Find the lines holding the string "name" in the data, then copy all of them.

━━━━━━━━━━━━━━━━━━━━

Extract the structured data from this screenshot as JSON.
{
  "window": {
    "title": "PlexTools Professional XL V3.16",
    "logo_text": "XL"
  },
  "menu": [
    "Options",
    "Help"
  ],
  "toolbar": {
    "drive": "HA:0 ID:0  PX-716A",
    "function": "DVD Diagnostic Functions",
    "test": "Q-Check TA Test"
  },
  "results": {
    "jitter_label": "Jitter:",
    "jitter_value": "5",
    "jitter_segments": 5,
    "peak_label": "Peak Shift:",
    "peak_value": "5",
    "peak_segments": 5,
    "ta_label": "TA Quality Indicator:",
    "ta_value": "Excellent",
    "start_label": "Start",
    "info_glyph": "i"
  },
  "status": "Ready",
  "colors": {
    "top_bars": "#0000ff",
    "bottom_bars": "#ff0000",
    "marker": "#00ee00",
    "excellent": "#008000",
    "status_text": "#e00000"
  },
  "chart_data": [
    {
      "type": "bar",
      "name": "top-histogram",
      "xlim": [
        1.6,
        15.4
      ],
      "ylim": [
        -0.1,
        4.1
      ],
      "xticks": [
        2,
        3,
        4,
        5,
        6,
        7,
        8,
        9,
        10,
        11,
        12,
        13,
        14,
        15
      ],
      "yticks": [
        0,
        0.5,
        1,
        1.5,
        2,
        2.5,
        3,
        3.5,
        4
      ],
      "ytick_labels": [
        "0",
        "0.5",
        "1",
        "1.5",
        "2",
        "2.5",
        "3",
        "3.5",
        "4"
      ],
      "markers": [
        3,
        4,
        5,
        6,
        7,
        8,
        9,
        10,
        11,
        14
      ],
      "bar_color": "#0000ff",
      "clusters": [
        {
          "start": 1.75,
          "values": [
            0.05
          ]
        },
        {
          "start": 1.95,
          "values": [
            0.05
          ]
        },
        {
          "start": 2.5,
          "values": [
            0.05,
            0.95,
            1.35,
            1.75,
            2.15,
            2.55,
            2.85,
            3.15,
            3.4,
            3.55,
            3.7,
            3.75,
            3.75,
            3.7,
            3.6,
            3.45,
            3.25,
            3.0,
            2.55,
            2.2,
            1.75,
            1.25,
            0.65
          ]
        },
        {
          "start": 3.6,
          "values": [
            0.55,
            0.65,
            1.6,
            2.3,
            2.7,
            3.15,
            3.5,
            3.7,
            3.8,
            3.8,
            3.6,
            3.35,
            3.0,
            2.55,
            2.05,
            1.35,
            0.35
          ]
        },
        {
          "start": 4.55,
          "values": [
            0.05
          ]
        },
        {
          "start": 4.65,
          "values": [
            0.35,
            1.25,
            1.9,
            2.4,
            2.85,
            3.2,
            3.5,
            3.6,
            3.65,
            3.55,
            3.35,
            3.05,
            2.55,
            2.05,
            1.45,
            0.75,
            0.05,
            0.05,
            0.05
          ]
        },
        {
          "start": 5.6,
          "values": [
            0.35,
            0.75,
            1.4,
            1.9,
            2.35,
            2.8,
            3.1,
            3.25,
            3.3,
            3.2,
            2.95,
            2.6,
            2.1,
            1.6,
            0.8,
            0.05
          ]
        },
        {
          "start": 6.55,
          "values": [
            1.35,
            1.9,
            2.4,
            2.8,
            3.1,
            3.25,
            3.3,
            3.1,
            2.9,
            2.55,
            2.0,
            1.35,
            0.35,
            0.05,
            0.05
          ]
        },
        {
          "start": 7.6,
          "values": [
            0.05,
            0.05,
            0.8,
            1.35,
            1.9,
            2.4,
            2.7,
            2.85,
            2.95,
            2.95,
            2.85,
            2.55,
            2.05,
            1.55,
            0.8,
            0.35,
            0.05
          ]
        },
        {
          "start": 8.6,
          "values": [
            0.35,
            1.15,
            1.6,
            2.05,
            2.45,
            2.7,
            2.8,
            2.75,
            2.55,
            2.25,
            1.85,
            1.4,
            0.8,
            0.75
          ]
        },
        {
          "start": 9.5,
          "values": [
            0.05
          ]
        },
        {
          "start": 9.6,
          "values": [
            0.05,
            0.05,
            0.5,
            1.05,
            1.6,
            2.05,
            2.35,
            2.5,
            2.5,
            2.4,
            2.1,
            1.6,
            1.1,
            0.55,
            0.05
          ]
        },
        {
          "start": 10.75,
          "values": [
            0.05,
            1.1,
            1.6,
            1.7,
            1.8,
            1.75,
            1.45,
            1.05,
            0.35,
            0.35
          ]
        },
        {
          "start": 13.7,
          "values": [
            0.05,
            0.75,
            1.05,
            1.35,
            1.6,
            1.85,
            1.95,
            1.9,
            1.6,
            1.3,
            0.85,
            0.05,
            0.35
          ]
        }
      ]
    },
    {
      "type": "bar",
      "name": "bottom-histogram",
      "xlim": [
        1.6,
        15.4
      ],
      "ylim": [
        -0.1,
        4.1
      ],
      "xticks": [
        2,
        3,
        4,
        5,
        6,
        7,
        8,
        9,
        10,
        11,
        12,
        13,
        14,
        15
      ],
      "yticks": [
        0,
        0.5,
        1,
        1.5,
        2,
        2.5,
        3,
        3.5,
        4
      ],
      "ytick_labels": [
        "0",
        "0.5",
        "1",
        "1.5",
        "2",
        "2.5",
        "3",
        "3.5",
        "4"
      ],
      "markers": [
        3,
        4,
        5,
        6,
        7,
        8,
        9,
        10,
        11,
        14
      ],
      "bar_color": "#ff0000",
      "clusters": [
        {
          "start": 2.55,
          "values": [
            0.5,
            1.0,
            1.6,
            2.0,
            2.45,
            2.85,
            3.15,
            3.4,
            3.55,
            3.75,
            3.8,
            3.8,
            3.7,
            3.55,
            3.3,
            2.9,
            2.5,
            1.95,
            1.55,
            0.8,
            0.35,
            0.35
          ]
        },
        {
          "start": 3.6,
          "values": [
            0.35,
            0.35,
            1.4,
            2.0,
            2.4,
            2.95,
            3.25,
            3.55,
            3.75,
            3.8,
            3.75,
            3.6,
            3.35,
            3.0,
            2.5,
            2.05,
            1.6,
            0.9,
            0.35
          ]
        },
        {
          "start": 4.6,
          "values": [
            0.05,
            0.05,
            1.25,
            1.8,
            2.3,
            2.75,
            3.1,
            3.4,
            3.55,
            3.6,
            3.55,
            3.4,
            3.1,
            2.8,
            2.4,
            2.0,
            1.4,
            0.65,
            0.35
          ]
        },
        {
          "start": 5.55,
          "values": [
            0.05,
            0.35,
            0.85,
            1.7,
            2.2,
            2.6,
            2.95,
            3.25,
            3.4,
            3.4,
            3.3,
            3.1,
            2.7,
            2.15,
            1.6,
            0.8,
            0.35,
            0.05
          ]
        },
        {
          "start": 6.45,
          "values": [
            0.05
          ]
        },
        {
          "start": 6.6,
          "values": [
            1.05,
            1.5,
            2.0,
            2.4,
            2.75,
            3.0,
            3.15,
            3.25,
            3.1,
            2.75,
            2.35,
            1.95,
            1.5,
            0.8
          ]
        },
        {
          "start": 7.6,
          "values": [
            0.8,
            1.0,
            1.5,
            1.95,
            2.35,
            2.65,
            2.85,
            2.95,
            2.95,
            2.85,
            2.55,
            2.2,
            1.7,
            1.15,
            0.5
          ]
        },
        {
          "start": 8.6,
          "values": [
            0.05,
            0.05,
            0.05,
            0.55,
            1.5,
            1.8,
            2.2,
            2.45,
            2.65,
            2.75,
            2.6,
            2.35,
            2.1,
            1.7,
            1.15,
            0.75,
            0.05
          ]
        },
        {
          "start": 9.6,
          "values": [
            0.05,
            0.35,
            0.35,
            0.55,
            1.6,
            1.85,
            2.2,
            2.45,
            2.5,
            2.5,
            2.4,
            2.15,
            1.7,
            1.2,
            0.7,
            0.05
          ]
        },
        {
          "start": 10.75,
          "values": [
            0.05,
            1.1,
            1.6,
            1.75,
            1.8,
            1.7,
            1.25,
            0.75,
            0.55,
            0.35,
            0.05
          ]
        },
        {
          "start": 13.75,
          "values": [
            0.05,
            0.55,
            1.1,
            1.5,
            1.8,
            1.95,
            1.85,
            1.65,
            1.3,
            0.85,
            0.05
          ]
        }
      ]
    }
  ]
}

━━━━━━━━━━━━━━━━━━━━

Reply to the exercise —
      "name": "top-histogram",
      "name": "bottom-histogram",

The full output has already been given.